Aim of the task:
Produce an exact copy of all the data below, dropping every image.
• • • •
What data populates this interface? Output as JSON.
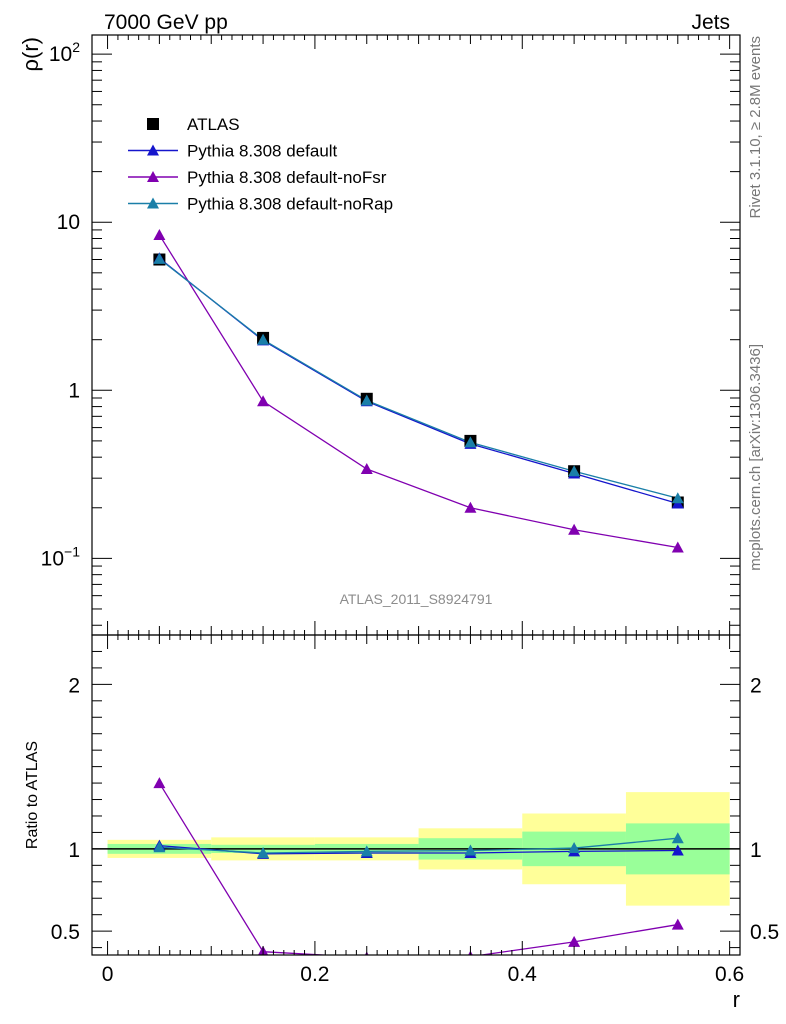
{
  "header": {
    "left": "7000 GeV pp",
    "right": "Jets"
  },
  "side_labels": {
    "rivet": "Rivet 3.1.10, ≥ 2.8M events",
    "mcplots": "mcplots.cern.ch [arXiv:1306.3436]"
  },
  "analysis_label": "ATLAS_2011_S8924791",
  "chart_data": [
    {
      "type": "line",
      "panel": "main",
      "ylabel": "ρ(r)",
      "xlabel": "",
      "yscale": "log",
      "xlim": [
        -0.015,
        0.61
      ],
      "ylim": [
        0.035,
        130
      ],
      "yticks_major": [
        {
          "value": 0.1,
          "label": "10",
          "sup": "−1"
        },
        {
          "value": 1,
          "label": "1",
          "sup": ""
        },
        {
          "value": 10,
          "label": "10",
          "sup": ""
        },
        {
          "value": 100,
          "label": "10",
          "sup": "2"
        }
      ],
      "legend_position": "top-left",
      "x": [
        0.05,
        0.15,
        0.25,
        0.35,
        0.45,
        0.55
      ],
      "series": [
        {
          "name": "ATLAS",
          "marker": "square",
          "color": "#000000",
          "values": [
            6.0,
            2.05,
            0.89,
            0.5,
            0.33,
            0.215
          ]
        },
        {
          "name": "Pythia 8.308 default",
          "marker": "triangle",
          "color": "#1515cc",
          "values": [
            6.1,
            1.98,
            0.86,
            0.48,
            0.32,
            0.212
          ]
        },
        {
          "name": "Pythia 8.308 default-noFsr",
          "marker": "triangle",
          "color": "#8000b0",
          "values": [
            8.4,
            0.86,
            0.34,
            0.2,
            0.148,
            0.116
          ]
        },
        {
          "name": "Pythia 8.308 default-noRap",
          "marker": "triangle",
          "color": "#1a7fa8",
          "values": [
            6.05,
            2.0,
            0.87,
            0.49,
            0.33,
            0.228
          ]
        }
      ]
    },
    {
      "type": "line",
      "panel": "ratio",
      "ylabel": "Ratio to ATLAS",
      "xlabel": "r",
      "xlim": [
        -0.015,
        0.61
      ],
      "ylim": [
        0.355,
        2.3
      ],
      "yticks_major": [
        {
          "value": 0.5,
          "label": "0.5"
        },
        {
          "value": 1,
          "label": "1"
        },
        {
          "value": 2,
          "label": "2"
        }
      ],
      "xticks": [
        {
          "value": 0,
          "label": "0"
        },
        {
          "value": 0.2,
          "label": "0.2"
        },
        {
          "value": 0.4,
          "label": "0.4"
        },
        {
          "value": 0.6,
          "label": "0.6"
        }
      ],
      "bands": {
        "edges": [
          0.0,
          0.1,
          0.2,
          0.3,
          0.4,
          0.5,
          0.6
        ],
        "stat_color": "#99ff99",
        "total_color": "#ffff99",
        "stat": [
          [
            0.97,
            1.03
          ],
          [
            0.975,
            1.025
          ],
          [
            0.97,
            1.03
          ],
          [
            0.935,
            1.065
          ],
          [
            0.895,
            1.105
          ],
          [
            0.845,
            1.155
          ]
        ],
        "total": [
          [
            0.945,
            1.055
          ],
          [
            0.93,
            1.07
          ],
          [
            0.93,
            1.07
          ],
          [
            0.875,
            1.125
          ],
          [
            0.785,
            1.215
          ],
          [
            0.655,
            1.345
          ]
        ]
      },
      "x": [
        0.05,
        0.15,
        0.25,
        0.35,
        0.45,
        0.55
      ],
      "series": [
        {
          "name": "Pythia 8.308 default",
          "marker": "triangle",
          "color": "#1515cc",
          "values": [
            1.02,
            0.97,
            0.975,
            0.975,
            0.985,
            0.99
          ]
        },
        {
          "name": "Pythia 8.308 default-noFsr",
          "marker": "triangle",
          "color": "#8000b0",
          "values": [
            1.4,
            0.375,
            0.34,
            0.345,
            0.435,
            0.54
          ]
        },
        {
          "name": "Pythia 8.308 default-noRap",
          "marker": "triangle",
          "color": "#1a7fa8",
          "values": [
            1.01,
            0.975,
            0.985,
            0.99,
            1.005,
            1.065
          ]
        }
      ]
    }
  ]
}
• • • •
Answer for the task:
What data populates this interface? Output as JSON.
{
  "header": {
    "left": "7000 GeV pp",
    "right": "Jets"
  },
  "side_labels": {
    "rivet": "Rivet 3.1.10, ≥ 2.8M events",
    "mcplots": "mcplots.cern.ch [arXiv:1306.3436]"
  },
  "analysis_label": "ATLAS_2011_S8924791",
  "chart_data": [
    {
      "type": "line",
      "panel": "main",
      "ylabel": "ρ(r)",
      "xlabel": "",
      "yscale": "log",
      "xlim": [
        -0.015,
        0.61
      ],
      "ylim": [
        0.035,
        130
      ],
      "yticks_major": [
        {
          "value": 0.1,
          "label": "10",
          "sup": "−1"
        },
        {
          "value": 1,
          "label": "1",
          "sup": ""
        },
        {
          "value": 10,
          "label": "10",
          "sup": ""
        },
        {
          "value": 100,
          "label": "10",
          "sup": "2"
        }
      ],
      "legend_position": "top-left",
      "x": [
        0.05,
        0.15,
        0.25,
        0.35,
        0.45,
        0.55
      ],
      "series": [
        {
          "name": "ATLAS",
          "marker": "square",
          "color": "#000000",
          "values": [
            6.0,
            2.05,
            0.89,
            0.5,
            0.33,
            0.215
          ]
        },
        {
          "name": "Pythia 8.308 default",
          "marker": "triangle",
          "color": "#1515cc",
          "values": [
            6.1,
            1.98,
            0.86,
            0.48,
            0.32,
            0.212
          ]
        },
        {
          "name": "Pythia 8.308 default-noFsr",
          "marker": "triangle",
          "color": "#8000b0",
          "values": [
            8.4,
            0.86,
            0.34,
            0.2,
            0.148,
            0.116
          ]
        },
        {
          "name": "Pythia 8.308 default-noRap",
          "marker": "triangle",
          "color": "#1a7fa8",
          "values": [
            6.05,
            2.0,
            0.87,
            0.49,
            0.33,
            0.228
          ]
        }
      ]
    },
    {
      "type": "line",
      "panel": "ratio",
      "ylabel": "Ratio to ATLAS",
      "xlabel": "r",
      "xlim": [
        -0.015,
        0.61
      ],
      "ylim": [
        0.355,
        2.3
      ],
      "yticks_major": [
        {
          "value": 0.5,
          "label": "0.5"
        },
        {
          "value": 1,
          "label": "1"
        },
        {
          "value": 2,
          "label": "2"
        }
      ],
      "xticks": [
        {
          "value": 0,
          "label": "0"
        },
        {
          "value": 0.2,
          "label": "0.2"
        },
        {
          "value": 0.4,
          "label": "0.4"
        },
        {
          "value": 0.6,
          "label": "0.6"
        }
      ],
      "bands": {
        "edges": [
          0.0,
          0.1,
          0.2,
          0.3,
          0.4,
          0.5,
          0.6
        ],
        "stat_color": "#99ff99",
        "total_color": "#ffff99",
        "stat": [
          [
            0.97,
            1.03
          ],
          [
            0.975,
            1.025
          ],
          [
            0.97,
            1.03
          ],
          [
            0.935,
            1.065
          ],
          [
            0.895,
            1.105
          ],
          [
            0.845,
            1.155
          ]
        ],
        "total": [
          [
            0.945,
            1.055
          ],
          [
            0.93,
            1.07
          ],
          [
            0.93,
            1.07
          ],
          [
            0.875,
            1.125
          ],
          [
            0.785,
            1.215
          ],
          [
            0.655,
            1.345
          ]
        ]
      },
      "x": [
        0.05,
        0.15,
        0.25,
        0.35,
        0.45,
        0.55
      ],
      "series": [
        {
          "name": "Pythia 8.308 default",
          "marker": "triangle",
          "color": "#1515cc",
          "values": [
            1.02,
            0.97,
            0.975,
            0.975,
            0.985,
            0.99
          ]
        },
        {
          "name": "Pythia 8.308 default-noFsr",
          "marker": "triangle",
          "color": "#8000b0",
          "values": [
            1.4,
            0.375,
            0.34,
            0.345,
            0.435,
            0.54
          ]
        },
        {
          "name": "Pythia 8.308 default-noRap",
          "marker": "triangle",
          "color": "#1a7fa8",
          "values": [
            1.01,
            0.975,
            0.985,
            0.99,
            1.005,
            1.065
          ]
        }
      ]
    }
  ]
}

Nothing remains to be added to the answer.